EXERCISE TASK:
Extract the full listing verbatim and drop any pictures from your copy.
--- START ROWS ---
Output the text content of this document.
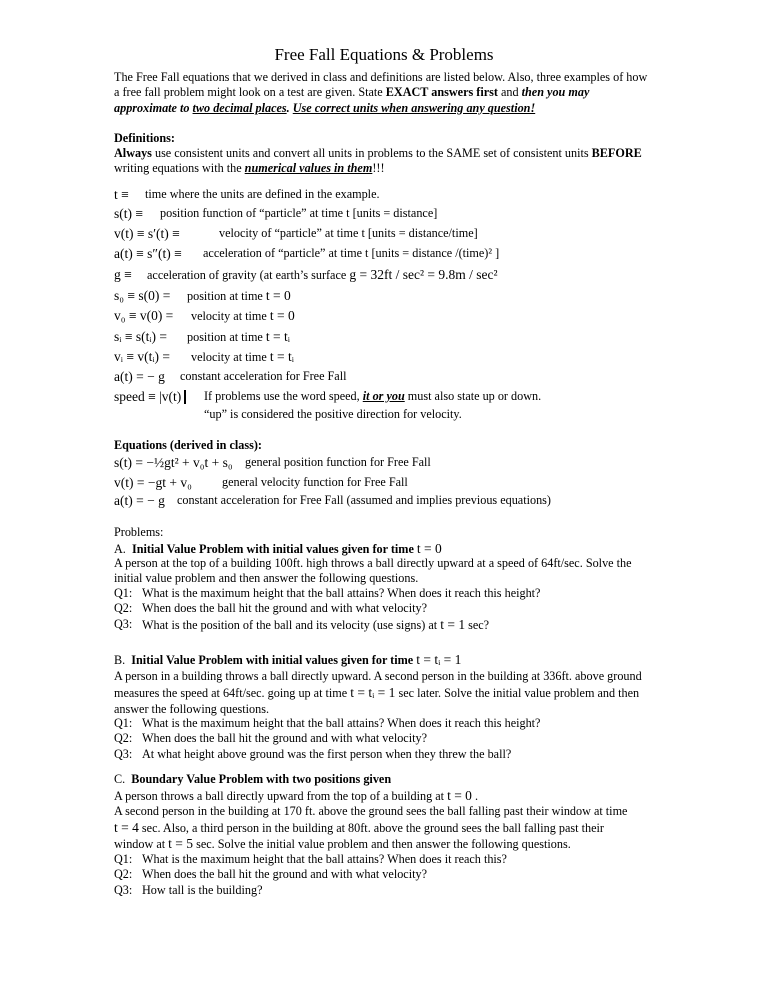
Free Fall Equations & Problems
The Free Fall equations that we derived in class and definitions are listed below. Also, three examples of how a free fall problem might look on a test are given. State EXACT answers first and then you may approximate to two decimal places. Use correct units when answering any question!
Definitions:
Always use consistent units and convert all units in problems to the SAME set of consistent units BEFORE writing equations with the numerical values in them!!!
t ≡ time where the units are defined in the example.
s(t) ≡ position function of “particle” at time t [units = distance]
v(t) ≡ s′(t) ≡	velocity of “particle” at time t [units = distance/time]
a(t) ≡ s″(t) ≡ acceleration of “particle” at time t [units = distance /(time)² ]
g ≡ acceleration of gravity (at earth’s surface g = 32ft / sec² = 9.8m / sec²
s₀ ≡ s(0) = position at time t = 0
v₀ ≡ v(0) = velocity at time t = 0
sᵢ ≡ s(tᵢ) = position at time t = tᵢ
vᵢ ≡ v(tᵢ) = velocity at time t = tᵢ
a(t) = − g constant acceleration for Free Fall
speed ≡ |v(t) If problems use the word speed, it or you must also state up or down.
“up” is considered the positive direction for velocity.
Equations (derived in class):
s(t) = −½gt² + v₀t + s₀ general position function for Free Fall
v(t) = −gt + v₀ general velocity function for Free Fall
a(t) = − g constant acceleration for Free Fall (assumed and implies previous equations)
Problems:
A. Initial Value Problem with initial values given for time t = 0
A person at the top of a building 100ft. high throws a ball directly upward at a speed of 64ft/sec. Solve the initial value problem and then answer the following questions.
Q1: What is the maximum height that the ball attains? When does it reach this height?
Q2: When does the ball hit the ground and with what velocity?
Q3: What is the position of the ball and its velocity (use signs) at t = 1 sec?
B. Initial Value Problem with initial values given for time t = tᵢ = 1
A person in a building throws a ball directly upward. A second person in the building at 336ft. above ground measures the speed at 64ft/sec. going up at time t = tᵢ = 1 sec later. Solve the initial value problem and then answer the following questions.
Q1: What is the maximum height that the ball attains? When does it reach this height?
Q2: When does the ball hit the ground and with what velocity?
Q3: At what height above ground was the first person when they threw the ball?
C. Boundary Value Problem with two positions given
A person throws a ball directly upward from the top of a building at t = 0 .
A second person in the building at 170 ft. above the ground sees the ball falling past their window at time
t = 4 sec. Also, a third person in the building at 80ft. above the ground sees the ball falling past their
window at t = 5 sec. Solve the initial value problem and then answer the following questions.
Q1: What is the maximum height that the ball attains? When does it reach this?
Q2: When does the ball hit the ground and with what velocity?
Q3: How tall is the building?
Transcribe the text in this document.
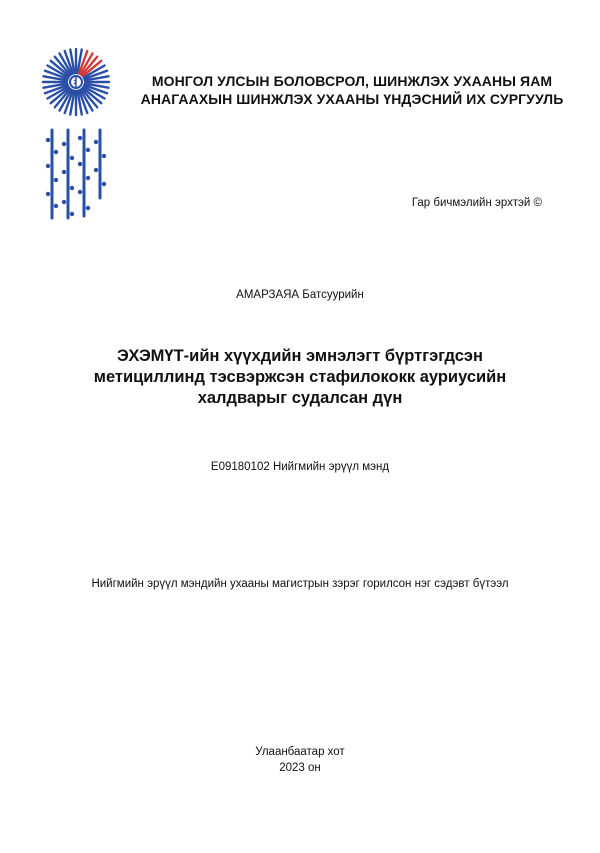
МОНГОЛ УЛСЫН БОЛОВСРОЛ, ШИНЖЛЭХ УХААНЫ ЯАМ
АНАГААХЫН ШИНЖЛЭХ УХААНЫ ҮНДЭСНИЙ ИХ СУРГУУЛЬ
Гар бичмэлийн эрхтэй ©
АМАРЗАЯА Батсуурийн
ЭХЭМҮТ-ийн хүүхдийн эмнэлэгт бүртгэгдсэн
метициллинд тэсвэржсэн стафилококк ауриусийн
халдварыг судалсан дүн
E09180102 Нийгмийн эрүүл мэнд
Нийгмийн эрүүл мэндийн ухааны магистрын зэрэг горилсон нэг сэдэвт бүтээл
Улаанбаатар хот
2023 он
--- END ROWS ---
EXERCISE SOLUTION:
Output the text content of this document.
Free Fall Equations & Problems
The Free Fall equations that we derived in class and definitions are listed below. Also, three examples of how a free fall problem might look on a test are given. State EXACT answers first and then you may approximate to two decimal places. Use correct units when answering any question!
Definitions:
Always use consistent units and convert all units in problems to the SAME set of consistent units BEFORE writing equations with the numerical values in them!!!
t ≡ time where the units are defined in the example.
s(t) ≡ position function of “particle” at time t [units = distance]
v(t) ≡ s′(t) ≡	velocity of “particle” at time t [units = distance/time]
a(t) ≡ s″(t) ≡ acceleration of “particle” at time t [units = distance /(time)² ]
g ≡ acceleration of gravity (at earth’s surface g = 32ft / sec² = 9.8m / sec²
s₀ ≡ s(0) = position at time t = 0
v₀ ≡ v(0) = velocity at time t = 0
sᵢ ≡ s(tᵢ) = position at time t = tᵢ
vᵢ ≡ v(tᵢ) = velocity at time t = tᵢ
a(t) = − g constant acceleration for Free Fall
speed ≡ |v(t) If problems use the word speed, it or you must also state up or down.
“up” is considered the positive direction for velocity.
Equations (derived in class):
s(t) = −½gt² + v₀t + s₀ general position function for Free Fall
v(t) = −gt + v₀ general velocity function for Free Fall
a(t) = − g constant acceleration for Free Fall (assumed and implies previous equations)
Problems:
A. Initial Value Problem with initial values given for time t = 0
A person at the top of a building 100ft. high throws a ball directly upward at a speed of 64ft/sec. Solve the initial value problem and then answer the following questions.
Q1: What is the maximum height that the ball attains? When does it reach this height?
Q2: When does the ball hit the ground and with what velocity?
Q3: What is the position of the ball and its velocity (use signs) at t = 1 sec?
B. Initial Value Problem with initial values given for time t = tᵢ = 1
A person in a building throws a ball directly upward. A second person in the building at 336ft. above ground measures the speed at 64ft/sec. going up at time t = tᵢ = 1 sec later. Solve the initial value problem and then answer the following questions.
Q1: What is the maximum height that the ball attains? When does it reach this height?
Q2: When does the ball hit the ground and with what velocity?
Q3: At what height above ground was the first person when they threw the ball?
C. Boundary Value Problem with two positions given
A person throws a ball directly upward from the top of a building at t = 0 .
A second person in the building at 170 ft. above the ground sees the ball falling past their window at time
t = 4 sec. Also, a third person in the building at 80ft. above the ground sees the ball falling past their
window at t = 5 sec. Solve the initial value problem and then answer the following questions.
Q1: What is the maximum height that the ball attains? When does it reach this?
Q2: When does the ball hit the ground and with what velocity?
Q3: How tall is the building?
Transcribe the text in this document.
МОНГОЛ УЛСЫН БОЛОВСРОЛ, ШИНЖЛЭХ УХААНЫ ЯАМ
АНАГААХЫН ШИНЖЛЭХ УХААНЫ ҮНДЭСНИЙ ИХ СУРГУУЛЬ
Гар бичмэлийн эрхтэй ©
АМАРЗАЯА Батсуурийн
ЭХЭМҮТ-ийн хүүхдийн эмнэлэгт бүртгэгдсэн
метициллинд тэсвэржсэн стафилококк ауриусийн
халдварыг судалсан дүн
E09180102 Нийгмийн эрүүл мэнд
Нийгмийн эрүүл мэндийн ухааны магистрын зэрэг горилсон нэг сэдэвт бүтээл
Улаанбаатар хот
2023 он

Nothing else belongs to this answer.